→ **TASK BRIEF**:
Tally how many lines include "name". The number is the whole answer.

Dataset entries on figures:
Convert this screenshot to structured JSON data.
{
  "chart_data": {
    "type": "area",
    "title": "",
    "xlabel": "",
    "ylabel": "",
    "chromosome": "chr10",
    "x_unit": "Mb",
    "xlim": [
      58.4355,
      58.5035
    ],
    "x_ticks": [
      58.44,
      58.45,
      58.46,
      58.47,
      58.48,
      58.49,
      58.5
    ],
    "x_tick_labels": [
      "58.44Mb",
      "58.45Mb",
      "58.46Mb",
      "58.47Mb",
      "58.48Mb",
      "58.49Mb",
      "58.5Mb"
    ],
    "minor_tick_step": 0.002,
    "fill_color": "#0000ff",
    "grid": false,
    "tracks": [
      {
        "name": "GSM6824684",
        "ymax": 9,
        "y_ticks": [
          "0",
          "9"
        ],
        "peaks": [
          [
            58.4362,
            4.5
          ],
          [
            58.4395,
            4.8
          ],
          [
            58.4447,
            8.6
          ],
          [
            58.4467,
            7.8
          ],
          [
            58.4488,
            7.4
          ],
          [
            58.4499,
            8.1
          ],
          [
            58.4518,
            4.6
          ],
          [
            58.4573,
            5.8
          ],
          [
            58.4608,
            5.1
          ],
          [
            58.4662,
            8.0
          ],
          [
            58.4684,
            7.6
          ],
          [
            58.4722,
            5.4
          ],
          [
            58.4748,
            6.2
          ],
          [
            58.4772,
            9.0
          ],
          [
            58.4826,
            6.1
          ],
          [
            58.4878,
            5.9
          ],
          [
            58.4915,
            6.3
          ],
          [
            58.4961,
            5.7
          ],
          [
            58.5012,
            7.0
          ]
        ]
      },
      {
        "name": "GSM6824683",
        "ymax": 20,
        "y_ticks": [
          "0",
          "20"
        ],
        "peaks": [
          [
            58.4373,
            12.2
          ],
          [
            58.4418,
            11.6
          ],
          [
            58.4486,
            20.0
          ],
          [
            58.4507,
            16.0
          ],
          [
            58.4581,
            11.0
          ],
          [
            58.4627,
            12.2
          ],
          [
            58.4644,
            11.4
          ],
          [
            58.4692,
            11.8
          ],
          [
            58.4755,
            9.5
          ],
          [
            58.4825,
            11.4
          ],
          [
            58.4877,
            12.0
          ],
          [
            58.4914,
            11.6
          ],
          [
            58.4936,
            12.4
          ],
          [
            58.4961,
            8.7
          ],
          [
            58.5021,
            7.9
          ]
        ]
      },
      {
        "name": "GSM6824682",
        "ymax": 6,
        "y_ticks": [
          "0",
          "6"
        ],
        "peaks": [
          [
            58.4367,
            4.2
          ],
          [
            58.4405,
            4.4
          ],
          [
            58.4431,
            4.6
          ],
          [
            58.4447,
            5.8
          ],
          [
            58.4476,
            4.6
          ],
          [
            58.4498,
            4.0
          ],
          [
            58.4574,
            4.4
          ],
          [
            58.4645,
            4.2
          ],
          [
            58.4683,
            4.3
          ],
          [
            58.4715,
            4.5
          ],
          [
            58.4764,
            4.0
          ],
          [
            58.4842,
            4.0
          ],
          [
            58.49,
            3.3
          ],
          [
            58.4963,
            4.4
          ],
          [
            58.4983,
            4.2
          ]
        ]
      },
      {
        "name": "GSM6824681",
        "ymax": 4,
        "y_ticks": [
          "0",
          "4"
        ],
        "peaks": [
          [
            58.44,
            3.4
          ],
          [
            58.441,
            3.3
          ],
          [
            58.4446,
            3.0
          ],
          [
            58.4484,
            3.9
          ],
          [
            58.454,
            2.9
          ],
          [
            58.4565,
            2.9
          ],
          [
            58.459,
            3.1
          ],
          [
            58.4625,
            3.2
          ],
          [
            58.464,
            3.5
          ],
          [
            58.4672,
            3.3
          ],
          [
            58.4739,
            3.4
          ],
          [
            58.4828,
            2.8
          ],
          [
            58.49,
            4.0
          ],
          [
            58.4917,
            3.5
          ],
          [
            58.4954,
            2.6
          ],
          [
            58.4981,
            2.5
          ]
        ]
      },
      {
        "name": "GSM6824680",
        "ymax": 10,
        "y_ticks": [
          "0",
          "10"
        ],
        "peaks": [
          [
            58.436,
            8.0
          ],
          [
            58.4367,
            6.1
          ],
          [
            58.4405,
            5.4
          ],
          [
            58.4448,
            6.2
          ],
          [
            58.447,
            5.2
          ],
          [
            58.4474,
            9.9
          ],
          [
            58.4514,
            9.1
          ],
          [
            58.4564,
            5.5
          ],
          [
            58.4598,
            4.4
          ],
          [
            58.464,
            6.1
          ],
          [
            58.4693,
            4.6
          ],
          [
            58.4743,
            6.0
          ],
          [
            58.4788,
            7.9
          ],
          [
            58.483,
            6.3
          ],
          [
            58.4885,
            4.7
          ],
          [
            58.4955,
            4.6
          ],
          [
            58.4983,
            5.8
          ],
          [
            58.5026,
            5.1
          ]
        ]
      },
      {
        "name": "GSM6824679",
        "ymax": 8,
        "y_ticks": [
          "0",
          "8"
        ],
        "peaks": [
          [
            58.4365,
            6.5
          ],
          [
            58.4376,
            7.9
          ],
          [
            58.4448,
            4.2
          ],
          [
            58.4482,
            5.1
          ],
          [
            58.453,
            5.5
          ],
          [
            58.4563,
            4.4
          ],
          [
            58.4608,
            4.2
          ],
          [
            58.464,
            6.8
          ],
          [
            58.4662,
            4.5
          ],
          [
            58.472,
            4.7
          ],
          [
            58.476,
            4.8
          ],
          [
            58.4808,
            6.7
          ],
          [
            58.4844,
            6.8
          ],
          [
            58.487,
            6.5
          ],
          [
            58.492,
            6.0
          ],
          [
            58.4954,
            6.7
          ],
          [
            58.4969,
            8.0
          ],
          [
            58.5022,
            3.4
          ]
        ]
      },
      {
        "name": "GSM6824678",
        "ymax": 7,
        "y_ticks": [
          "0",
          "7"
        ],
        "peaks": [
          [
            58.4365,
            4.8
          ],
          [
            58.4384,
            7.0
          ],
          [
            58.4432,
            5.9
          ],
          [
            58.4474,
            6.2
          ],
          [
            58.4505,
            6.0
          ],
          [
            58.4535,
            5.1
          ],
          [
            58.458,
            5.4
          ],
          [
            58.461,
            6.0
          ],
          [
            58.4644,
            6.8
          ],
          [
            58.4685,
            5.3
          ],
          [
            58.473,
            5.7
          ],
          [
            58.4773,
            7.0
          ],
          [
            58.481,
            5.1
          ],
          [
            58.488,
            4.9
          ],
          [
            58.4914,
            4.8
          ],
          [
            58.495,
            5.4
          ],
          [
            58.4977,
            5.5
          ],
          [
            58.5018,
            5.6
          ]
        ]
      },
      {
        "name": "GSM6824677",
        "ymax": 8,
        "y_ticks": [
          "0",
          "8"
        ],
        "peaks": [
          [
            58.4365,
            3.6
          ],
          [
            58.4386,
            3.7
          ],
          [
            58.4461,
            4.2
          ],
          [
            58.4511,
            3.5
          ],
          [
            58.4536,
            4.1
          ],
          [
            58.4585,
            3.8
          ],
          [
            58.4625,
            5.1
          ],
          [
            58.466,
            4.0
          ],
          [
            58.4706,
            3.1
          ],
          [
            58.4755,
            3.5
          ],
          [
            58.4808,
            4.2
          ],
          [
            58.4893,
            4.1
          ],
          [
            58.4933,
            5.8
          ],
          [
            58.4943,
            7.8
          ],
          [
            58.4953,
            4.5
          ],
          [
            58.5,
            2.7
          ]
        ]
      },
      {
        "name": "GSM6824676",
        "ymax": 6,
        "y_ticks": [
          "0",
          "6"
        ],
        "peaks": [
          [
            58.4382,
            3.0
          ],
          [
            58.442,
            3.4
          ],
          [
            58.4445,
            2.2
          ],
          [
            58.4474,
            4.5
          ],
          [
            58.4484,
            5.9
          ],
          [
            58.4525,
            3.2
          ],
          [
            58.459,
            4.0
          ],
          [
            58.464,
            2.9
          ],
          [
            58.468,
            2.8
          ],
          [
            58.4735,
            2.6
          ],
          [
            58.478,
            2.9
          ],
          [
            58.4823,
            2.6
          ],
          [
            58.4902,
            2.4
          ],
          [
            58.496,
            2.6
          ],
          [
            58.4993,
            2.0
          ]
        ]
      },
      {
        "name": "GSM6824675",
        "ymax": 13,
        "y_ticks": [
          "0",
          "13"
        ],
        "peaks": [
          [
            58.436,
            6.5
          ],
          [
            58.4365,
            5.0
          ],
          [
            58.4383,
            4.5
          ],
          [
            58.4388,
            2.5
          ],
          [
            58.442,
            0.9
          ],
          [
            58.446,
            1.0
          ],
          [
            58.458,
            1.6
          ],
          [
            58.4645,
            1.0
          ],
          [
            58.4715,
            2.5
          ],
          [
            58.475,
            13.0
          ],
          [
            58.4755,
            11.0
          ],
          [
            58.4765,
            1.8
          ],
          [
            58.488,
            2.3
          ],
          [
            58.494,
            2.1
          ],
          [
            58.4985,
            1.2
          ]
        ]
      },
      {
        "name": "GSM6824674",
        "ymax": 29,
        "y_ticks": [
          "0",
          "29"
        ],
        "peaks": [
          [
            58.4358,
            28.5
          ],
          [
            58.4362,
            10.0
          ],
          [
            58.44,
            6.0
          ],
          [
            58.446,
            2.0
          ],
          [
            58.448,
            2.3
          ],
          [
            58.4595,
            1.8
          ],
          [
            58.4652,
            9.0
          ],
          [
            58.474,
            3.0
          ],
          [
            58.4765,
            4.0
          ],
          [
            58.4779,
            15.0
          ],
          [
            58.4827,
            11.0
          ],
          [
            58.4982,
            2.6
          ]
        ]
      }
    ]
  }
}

→ **EXERCISE ANSWER**:
11